Those who make peaceful revolution impossible will make violent revolution inevitable.1

While Mona Eltahawy, in an op-ed for the Washington Post, a newspaper sometimes accused of a neoconservative slant, says of Tunisia that the country "is not a major U.S. ally,"2 the New York Times reports, "The country, which is determinedly secular, is a close United States ally in the fight against terrorism. But on Friday, after reports that Mr. Ben Ali had fled, President Obama made strong statements in support of the protesters."3

The timing of Obama's remarks is critical. Eltahawy continues:

On Jan. 7, the State Department said it was concerned about the regime's online and real-life crackdown. Secretary of State Hillary Clinton said on Jan. 12 that Washington would not take sides, infuriating those who saw a double standard in the vocal U.S. position on Iran.
# # # #
What this exercise asks:
- 1) Name every person mentioned in the passage on U.S. policy toward Tunisia.
- 2) Reproduce the part of the passage on U.S. policy toward Tunisia that opens with the words containing "While Mona Eltahawy, in" and closes with "position on Iran.".
The listing that follows has no connection to the passage on U.S. policy toward Tunisia.
# # # #
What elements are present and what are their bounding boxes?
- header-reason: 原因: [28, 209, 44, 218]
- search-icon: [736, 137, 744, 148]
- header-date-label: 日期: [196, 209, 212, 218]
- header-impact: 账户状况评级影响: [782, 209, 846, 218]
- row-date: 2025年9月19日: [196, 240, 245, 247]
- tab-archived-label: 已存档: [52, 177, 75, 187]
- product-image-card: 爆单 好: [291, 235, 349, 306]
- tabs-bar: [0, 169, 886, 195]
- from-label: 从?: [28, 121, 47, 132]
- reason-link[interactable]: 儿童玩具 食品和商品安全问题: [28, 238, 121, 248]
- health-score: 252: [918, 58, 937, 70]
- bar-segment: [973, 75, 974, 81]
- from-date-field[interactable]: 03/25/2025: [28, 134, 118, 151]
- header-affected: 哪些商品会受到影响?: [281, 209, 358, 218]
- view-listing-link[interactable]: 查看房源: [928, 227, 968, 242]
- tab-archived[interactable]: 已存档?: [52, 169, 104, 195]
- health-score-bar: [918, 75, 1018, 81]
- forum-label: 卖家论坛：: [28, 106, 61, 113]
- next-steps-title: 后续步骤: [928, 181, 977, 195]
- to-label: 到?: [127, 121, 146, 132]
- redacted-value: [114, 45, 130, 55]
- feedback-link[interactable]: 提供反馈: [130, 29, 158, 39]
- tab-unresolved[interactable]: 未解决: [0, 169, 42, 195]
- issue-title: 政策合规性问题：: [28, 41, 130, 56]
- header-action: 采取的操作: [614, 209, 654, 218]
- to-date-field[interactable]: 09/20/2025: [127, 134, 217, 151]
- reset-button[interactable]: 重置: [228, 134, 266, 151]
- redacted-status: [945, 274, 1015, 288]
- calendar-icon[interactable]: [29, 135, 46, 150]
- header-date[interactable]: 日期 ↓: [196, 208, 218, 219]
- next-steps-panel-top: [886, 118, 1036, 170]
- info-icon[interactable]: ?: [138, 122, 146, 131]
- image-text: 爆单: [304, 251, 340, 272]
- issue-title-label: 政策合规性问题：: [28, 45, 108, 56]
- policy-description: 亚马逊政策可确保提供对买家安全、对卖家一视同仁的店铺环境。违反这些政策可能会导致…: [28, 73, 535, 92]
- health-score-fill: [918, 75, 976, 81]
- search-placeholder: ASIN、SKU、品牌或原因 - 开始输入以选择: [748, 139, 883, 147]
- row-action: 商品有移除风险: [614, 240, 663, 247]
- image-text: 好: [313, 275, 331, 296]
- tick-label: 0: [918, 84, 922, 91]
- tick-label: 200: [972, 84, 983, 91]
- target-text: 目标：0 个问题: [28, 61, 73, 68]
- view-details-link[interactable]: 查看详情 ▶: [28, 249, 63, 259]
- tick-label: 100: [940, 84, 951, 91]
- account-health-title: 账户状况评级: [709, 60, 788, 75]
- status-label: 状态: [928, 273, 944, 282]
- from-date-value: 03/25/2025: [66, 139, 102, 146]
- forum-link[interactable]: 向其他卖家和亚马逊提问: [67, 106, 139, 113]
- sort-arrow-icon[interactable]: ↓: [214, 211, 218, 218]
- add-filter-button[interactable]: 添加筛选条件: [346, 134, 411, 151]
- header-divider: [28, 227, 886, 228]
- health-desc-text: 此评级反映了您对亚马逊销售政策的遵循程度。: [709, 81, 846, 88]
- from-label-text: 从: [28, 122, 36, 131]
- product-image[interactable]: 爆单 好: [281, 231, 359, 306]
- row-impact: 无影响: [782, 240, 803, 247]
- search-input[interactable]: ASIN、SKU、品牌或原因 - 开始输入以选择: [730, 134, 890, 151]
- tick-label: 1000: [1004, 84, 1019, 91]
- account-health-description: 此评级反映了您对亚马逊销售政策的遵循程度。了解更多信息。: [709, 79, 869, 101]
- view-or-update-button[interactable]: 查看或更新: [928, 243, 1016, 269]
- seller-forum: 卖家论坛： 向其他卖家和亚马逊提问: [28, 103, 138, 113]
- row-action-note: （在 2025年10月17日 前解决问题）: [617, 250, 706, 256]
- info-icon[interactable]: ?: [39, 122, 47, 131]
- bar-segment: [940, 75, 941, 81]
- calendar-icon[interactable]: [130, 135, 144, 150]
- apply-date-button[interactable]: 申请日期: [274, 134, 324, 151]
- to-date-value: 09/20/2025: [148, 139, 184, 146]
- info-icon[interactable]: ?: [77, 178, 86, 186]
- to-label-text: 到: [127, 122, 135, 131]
# # # #
Answers to the problems:
- 1) Mona Eltahawy, Mr. Ben Ali, President Obama, Hillary Clinton

- 2)
While Mona Eltahawy, in an op-ed for the Washington Post, a newspaper sometimes accused of a neoconservative slant, says of Tunisia that the country "is not a major U.S. ally,"2 the New York Times reports, "The country, which is determinedly secular, is a close United States ally in the fight against terrorism. But on Friday, after reports that Mr. Ben Ali had fled, President Obama made strong statements in support of the protesters."3

The timing of Obama's remarks is critical. Eltahawy continues:

On Jan. 7, the State Department said it was concerned about the regime's online and real-life crackdown. Secretary of State Hillary Clinton said on Jan. 12 that Washington would not take sides, infuriating those who saw a double standard in the vocal U.S. position on Iran.